RECORDED DATA:

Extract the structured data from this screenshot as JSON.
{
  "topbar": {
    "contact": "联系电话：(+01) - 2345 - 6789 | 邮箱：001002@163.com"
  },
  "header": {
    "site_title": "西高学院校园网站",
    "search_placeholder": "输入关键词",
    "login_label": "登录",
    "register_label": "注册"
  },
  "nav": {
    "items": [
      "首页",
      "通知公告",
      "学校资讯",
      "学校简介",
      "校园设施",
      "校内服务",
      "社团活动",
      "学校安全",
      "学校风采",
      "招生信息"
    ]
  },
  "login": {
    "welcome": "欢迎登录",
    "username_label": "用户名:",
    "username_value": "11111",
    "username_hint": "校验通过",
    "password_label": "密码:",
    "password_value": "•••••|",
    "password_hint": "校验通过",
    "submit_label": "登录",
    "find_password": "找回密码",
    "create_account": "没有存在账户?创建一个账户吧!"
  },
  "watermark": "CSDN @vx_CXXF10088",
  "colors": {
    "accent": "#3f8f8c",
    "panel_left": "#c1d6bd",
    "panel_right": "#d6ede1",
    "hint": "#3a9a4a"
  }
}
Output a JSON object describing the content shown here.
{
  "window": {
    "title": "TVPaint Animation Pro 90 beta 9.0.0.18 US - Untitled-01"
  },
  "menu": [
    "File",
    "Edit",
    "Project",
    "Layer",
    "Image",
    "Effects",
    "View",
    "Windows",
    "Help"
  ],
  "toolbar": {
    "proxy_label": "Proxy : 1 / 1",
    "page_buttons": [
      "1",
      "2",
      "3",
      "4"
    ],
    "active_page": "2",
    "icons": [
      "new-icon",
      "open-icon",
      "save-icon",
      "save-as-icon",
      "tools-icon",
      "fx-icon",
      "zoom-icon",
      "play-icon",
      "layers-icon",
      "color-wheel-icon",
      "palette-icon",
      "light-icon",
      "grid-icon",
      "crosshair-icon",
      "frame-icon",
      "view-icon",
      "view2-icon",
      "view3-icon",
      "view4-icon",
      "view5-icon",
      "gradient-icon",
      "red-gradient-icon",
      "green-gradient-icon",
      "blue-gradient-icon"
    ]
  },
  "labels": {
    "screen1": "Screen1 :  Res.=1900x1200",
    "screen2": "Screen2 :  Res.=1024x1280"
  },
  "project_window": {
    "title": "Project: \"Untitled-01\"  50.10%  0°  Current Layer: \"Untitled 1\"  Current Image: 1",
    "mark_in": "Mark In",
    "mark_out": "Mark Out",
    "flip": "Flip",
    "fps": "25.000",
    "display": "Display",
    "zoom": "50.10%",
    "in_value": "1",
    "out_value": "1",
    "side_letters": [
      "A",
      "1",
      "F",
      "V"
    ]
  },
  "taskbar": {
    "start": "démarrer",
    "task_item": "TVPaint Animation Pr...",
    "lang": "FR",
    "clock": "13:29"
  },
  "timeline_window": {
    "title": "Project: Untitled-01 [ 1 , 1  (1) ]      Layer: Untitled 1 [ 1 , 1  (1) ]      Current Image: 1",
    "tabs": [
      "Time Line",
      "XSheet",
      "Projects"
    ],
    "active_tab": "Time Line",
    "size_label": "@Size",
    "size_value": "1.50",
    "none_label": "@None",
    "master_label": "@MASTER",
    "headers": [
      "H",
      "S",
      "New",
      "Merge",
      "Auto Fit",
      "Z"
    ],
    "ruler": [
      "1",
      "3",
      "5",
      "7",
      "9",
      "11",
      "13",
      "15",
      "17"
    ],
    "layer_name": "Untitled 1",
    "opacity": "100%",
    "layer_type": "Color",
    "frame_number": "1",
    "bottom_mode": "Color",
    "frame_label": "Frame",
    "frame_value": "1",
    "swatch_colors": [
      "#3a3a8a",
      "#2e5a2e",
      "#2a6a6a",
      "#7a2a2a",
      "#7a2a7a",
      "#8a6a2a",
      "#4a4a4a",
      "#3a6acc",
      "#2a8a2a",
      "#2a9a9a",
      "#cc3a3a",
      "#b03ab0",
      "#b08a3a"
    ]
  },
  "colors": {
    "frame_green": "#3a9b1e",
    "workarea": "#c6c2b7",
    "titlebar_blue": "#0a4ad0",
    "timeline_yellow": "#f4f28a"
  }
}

PROBLEM: Print every line of the records exactly. Omit nothing.

TASK RESULT:
Extract the structured data from this screenshot as JSON.
{
  "topbar": {
    "contact": "联系电话：(+01) - 2345 - 6789 | 邮箱：001002@163.com"
  },
  "header": {
    "site_title": "西高学院校园网站",
    "search_placeholder": "输入关键词",
    "login_label": "登录",
    "register_label": "注册"
  },
  "nav": {
    "items": [
      "首页",
      "通知公告",
      "学校资讯",
      "学校简介",
      "校园设施",
      "校内服务",
      "社团活动",
      "学校安全",
      "学校风采",
      "招生信息"
    ]
  },
  "login": {
    "welcome": "欢迎登录",
    "username_label": "用户名:",
    "username_value": "11111",
    "username_hint": "校验通过",
    "password_label": "密码:",
    "password_value": "•••••|",
    "password_hint": "校验通过",
    "submit_label": "登录",
    "find_password": "找回密码",
    "create_account": "没有存在账户?创建一个账户吧!"
  },
  "watermark": "CSDN @vx_CXXF10088",
  "colors": {
    "accent": "#3f8f8c",
    "panel_left": "#c1d6bd",
    "panel_right": "#d6ede1",
    "hint": "#3a9a4a"
  }
}
Output a JSON object describing the content shown here.
{
  "window": {
    "title": "TVPaint Animation Pro 90 beta 9.0.0.18 US - Untitled-01"
  },
  "menu": [
    "File",
    "Edit",
    "Project",
    "Layer",
    "Image",
    "Effects",
    "View",
    "Windows",
    "Help"
  ],
  "toolbar": {
    "proxy_label": "Proxy : 1 / 1",
    "page_buttons": [
      "1",
      "2",
      "3",
      "4"
    ],
    "active_page": "2",
    "icons": [
      "new-icon",
      "open-icon",
      "save-icon",
      "save-as-icon",
      "tools-icon",
      "fx-icon",
      "zoom-icon",
      "play-icon",
      "layers-icon",
      "color-wheel-icon",
      "palette-icon",
      "light-icon",
      "grid-icon",
      "crosshair-icon",
      "frame-icon",
      "view-icon",
      "view2-icon",
      "view3-icon",
      "view4-icon",
      "view5-icon",
      "gradient-icon",
      "red-gradient-icon",
      "green-gradient-icon",
      "blue-gradient-icon"
    ]
  },
  "labels": {
    "screen1": "Screen1 :  Res.=1900x1200",
    "screen2": "Screen2 :  Res.=1024x1280"
  },
  "project_window": {
    "title": "Project: \"Untitled-01\"  50.10%  0°  Current Layer: \"Untitled 1\"  Current Image: 1",
    "mark_in": "Mark In",
    "mark_out": "Mark Out",
    "flip": "Flip",
    "fps": "25.000",
    "display": "Display",
    "zoom": "50.10%",
    "in_value": "1",
    "out_value": "1",
    "side_letters": [
      "A",
      "1",
      "F",
      "V"
    ]
  },
  "taskbar": {
    "start": "démarrer",
    "task_item": "TVPaint Animation Pr...",
    "lang": "FR",
    "clock": "13:29"
  },
  "timeline_window": {
    "title": "Project: Untitled-01 [ 1 , 1  (1) ]      Layer: Untitled 1 [ 1 , 1  (1) ]      Current Image: 1",
    "tabs": [
      "Time Line",
      "XSheet",
      "Projects"
    ],
    "active_tab": "Time Line",
    "size_label": "@Size",
    "size_value": "1.50",
    "none_label": "@None",
    "master_label": "@MASTER",
    "headers": [
      "H",
      "S",
      "New",
      "Merge",
      "Auto Fit",
      "Z"
    ],
    "ruler": [
      "1",
      "3",
      "5",
      "7",
      "9",
      "11",
      "13",
      "15",
      "17"
    ],
    "layer_name": "Untitled 1",
    "opacity": "100%",
    "layer_type": "Color",
    "frame_number": "1",
    "bottom_mode": "Color",
    "frame_label": "Frame",
    "frame_value": "1",
    "swatch_colors": [
      "#3a3a8a",
      "#2e5a2e",
      "#2a6a6a",
      "#7a2a2a",
      "#7a2a7a",
      "#8a6a2a",
      "#4a4a4a",
      "#3a6acc",
      "#2a8a2a",
      "#2a9a9a",
      "#cc3a3a",
      "#b03ab0",
      "#b08a3a"
    ]
  },
  "colors": {
    "frame_green": "#3a9b1e",
    "workarea": "#c6c2b7",
    "titlebar_blue": "#0a4ad0",
    "timeline_yellow": "#f4f28a"
  }
}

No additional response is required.